## begin DATA EXCERPTS
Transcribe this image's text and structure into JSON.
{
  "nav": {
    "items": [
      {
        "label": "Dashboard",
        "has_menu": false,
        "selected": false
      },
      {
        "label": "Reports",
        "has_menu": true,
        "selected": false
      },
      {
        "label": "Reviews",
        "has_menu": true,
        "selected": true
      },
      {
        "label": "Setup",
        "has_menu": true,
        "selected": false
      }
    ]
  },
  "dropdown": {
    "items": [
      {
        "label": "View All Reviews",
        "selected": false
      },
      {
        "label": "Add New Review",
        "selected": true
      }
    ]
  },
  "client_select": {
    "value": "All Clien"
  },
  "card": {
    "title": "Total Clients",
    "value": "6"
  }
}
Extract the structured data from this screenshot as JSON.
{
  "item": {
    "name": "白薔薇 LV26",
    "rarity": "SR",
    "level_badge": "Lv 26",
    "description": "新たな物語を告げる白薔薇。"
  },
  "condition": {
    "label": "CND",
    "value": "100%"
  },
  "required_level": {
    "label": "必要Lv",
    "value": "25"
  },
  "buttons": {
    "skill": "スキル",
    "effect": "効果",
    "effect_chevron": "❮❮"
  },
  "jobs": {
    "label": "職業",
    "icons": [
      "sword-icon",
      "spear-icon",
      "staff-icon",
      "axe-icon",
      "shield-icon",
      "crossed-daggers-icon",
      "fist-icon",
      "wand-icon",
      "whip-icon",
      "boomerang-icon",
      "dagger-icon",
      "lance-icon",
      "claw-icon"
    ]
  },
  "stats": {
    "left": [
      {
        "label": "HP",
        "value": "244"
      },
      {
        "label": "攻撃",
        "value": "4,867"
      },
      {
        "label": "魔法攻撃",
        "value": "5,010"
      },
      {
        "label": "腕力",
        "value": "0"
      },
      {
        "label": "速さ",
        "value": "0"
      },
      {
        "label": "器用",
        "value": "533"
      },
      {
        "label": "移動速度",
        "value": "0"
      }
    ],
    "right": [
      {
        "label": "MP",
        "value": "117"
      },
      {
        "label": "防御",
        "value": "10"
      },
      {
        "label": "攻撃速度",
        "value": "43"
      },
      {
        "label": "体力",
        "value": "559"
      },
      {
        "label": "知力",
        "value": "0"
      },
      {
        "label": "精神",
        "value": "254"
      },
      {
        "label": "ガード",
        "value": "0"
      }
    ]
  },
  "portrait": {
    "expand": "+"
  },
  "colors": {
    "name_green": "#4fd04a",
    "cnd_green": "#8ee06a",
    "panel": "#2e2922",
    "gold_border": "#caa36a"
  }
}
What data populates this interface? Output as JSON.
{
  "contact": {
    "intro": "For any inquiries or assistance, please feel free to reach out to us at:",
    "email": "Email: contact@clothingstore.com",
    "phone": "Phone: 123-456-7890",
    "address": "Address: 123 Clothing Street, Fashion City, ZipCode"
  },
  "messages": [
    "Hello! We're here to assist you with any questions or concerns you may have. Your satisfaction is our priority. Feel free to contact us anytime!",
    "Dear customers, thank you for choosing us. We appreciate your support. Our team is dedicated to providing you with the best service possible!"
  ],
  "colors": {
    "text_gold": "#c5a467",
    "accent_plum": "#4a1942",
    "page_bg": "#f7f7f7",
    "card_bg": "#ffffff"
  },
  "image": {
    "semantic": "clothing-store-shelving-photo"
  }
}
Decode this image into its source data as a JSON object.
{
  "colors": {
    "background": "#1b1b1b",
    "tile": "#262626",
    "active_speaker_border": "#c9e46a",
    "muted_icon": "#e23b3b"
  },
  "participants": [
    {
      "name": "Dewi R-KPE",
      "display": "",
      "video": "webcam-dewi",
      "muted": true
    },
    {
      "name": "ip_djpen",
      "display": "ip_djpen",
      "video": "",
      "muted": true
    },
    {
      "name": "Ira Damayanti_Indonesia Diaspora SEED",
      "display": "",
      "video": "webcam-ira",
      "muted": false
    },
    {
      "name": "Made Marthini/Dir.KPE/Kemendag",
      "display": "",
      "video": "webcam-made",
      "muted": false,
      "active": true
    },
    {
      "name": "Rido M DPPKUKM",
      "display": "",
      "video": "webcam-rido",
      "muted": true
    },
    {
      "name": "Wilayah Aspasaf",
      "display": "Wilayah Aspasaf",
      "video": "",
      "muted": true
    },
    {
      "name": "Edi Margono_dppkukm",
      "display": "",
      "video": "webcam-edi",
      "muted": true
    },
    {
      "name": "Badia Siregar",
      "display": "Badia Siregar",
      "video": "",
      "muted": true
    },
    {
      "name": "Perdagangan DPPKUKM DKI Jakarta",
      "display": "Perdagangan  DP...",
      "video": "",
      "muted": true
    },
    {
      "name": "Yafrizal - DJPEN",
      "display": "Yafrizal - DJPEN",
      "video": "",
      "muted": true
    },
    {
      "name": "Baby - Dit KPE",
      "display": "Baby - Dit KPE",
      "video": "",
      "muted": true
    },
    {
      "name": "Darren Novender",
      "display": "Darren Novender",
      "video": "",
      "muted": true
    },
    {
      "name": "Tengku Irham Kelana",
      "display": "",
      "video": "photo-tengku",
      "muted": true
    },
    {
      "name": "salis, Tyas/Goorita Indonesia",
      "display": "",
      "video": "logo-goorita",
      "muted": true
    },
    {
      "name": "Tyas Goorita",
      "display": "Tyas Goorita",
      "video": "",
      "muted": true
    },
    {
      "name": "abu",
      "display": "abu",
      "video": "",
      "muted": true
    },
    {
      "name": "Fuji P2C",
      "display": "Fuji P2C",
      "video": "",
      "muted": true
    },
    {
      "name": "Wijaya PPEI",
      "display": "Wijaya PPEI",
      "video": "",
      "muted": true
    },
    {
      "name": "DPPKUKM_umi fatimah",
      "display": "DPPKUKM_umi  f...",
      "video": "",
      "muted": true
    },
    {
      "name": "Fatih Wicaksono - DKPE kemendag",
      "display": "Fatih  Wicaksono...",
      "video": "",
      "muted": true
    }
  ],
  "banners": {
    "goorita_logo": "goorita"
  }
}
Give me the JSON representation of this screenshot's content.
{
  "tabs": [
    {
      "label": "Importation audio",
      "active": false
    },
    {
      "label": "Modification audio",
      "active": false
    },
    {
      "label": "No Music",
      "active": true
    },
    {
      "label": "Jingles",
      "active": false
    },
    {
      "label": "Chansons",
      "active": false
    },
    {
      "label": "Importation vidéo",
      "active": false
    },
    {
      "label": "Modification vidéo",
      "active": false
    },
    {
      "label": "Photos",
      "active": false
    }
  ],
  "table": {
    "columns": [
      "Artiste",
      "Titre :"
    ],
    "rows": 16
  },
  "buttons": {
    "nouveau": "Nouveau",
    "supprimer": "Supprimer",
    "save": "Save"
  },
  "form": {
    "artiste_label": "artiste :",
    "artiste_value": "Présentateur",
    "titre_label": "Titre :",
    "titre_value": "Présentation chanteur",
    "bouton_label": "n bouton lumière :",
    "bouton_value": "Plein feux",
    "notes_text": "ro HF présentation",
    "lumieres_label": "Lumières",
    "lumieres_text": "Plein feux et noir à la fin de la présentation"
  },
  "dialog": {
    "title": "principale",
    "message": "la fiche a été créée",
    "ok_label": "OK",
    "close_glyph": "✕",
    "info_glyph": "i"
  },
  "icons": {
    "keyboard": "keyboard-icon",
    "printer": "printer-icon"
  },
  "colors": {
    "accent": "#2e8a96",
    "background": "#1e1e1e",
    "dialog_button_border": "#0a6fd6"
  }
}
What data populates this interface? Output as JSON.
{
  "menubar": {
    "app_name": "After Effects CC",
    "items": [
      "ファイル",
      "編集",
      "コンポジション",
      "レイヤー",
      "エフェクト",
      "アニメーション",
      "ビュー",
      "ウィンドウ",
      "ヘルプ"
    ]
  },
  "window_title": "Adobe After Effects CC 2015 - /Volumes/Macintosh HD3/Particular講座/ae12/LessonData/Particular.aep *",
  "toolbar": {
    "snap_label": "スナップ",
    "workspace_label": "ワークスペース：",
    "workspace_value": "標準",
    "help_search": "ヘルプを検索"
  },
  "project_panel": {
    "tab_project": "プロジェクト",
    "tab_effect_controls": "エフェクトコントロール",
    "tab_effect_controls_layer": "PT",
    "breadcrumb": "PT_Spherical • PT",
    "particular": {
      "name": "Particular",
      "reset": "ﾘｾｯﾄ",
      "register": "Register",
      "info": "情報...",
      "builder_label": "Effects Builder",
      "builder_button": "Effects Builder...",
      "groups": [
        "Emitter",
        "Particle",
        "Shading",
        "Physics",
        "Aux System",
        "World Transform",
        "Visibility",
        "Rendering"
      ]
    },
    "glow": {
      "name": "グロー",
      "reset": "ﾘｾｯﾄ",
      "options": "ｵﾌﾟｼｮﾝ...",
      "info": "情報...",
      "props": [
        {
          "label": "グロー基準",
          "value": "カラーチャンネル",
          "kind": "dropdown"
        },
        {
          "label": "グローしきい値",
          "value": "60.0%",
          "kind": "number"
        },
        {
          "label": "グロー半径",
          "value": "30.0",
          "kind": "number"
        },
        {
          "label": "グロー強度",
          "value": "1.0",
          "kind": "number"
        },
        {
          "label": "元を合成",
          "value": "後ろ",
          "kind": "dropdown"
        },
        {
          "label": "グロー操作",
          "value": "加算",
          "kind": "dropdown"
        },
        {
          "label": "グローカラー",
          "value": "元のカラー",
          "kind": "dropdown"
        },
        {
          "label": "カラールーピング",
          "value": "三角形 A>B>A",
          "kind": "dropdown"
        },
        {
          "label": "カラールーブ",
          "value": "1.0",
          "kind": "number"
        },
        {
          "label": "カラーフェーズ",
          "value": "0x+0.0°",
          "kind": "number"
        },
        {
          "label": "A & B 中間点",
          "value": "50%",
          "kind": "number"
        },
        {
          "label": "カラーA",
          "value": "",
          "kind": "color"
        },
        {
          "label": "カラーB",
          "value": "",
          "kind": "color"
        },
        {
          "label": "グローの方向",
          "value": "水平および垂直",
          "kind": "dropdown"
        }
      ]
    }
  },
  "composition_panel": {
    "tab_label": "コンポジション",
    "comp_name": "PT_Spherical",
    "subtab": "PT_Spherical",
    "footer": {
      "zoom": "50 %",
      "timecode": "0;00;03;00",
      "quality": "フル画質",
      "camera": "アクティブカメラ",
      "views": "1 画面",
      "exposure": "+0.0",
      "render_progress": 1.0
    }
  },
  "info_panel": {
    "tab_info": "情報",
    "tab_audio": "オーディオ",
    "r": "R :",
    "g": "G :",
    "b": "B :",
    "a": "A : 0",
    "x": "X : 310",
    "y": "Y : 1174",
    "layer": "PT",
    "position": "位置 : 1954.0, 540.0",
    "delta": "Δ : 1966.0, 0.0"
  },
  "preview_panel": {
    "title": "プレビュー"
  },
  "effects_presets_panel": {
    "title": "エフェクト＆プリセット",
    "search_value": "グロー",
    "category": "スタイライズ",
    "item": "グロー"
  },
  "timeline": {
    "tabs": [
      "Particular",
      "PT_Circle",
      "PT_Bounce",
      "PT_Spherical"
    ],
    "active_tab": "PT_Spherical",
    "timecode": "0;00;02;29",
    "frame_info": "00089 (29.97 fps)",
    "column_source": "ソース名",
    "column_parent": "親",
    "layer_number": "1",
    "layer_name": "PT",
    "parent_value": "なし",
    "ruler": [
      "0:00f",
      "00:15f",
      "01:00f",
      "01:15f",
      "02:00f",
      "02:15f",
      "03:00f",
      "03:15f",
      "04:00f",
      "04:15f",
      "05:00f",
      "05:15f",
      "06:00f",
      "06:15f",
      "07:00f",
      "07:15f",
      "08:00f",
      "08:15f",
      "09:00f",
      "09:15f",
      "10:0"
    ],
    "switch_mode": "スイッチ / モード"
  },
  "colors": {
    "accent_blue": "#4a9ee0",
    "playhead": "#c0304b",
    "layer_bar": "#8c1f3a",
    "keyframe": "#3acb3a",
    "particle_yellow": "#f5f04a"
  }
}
## end DATA EXCERPTS
● **YOUR GOAL**: Copy every line in the entries above that has the string "screenshot" in it.

● **RESULT FOR THIS EXERCISE**:
Extract the structured data from this screenshot as JSON.
Give me the JSON representation of this screenshot's content.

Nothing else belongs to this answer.